Task to carry out - Check each line of the entries below for the string "page" and state how many lines have it, with no other text.

Start of Record excerpts

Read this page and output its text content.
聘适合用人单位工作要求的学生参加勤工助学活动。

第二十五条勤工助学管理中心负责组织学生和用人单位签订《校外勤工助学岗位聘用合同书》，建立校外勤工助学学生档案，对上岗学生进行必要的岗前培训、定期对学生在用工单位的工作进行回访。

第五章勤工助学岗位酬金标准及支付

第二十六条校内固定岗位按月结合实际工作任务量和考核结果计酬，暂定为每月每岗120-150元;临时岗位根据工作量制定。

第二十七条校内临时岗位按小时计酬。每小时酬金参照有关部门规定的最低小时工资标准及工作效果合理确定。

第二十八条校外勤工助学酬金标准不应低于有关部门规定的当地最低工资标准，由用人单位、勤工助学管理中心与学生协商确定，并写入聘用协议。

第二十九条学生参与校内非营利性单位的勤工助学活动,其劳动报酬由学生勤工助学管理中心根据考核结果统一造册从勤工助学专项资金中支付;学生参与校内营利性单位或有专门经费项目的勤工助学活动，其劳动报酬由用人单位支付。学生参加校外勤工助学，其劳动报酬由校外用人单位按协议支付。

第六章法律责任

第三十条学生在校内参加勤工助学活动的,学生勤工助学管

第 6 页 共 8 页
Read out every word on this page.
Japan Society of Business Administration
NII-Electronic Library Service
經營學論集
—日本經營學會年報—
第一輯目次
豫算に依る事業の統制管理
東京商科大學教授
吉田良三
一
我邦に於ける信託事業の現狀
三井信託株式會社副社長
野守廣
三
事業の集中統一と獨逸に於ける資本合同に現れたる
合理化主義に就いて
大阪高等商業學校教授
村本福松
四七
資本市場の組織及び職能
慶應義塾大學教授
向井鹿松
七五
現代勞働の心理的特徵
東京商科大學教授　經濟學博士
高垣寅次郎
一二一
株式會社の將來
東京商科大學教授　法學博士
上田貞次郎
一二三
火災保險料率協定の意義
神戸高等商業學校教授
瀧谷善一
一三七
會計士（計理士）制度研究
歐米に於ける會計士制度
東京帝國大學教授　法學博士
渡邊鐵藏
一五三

End of Record excerpts

Written solution - 2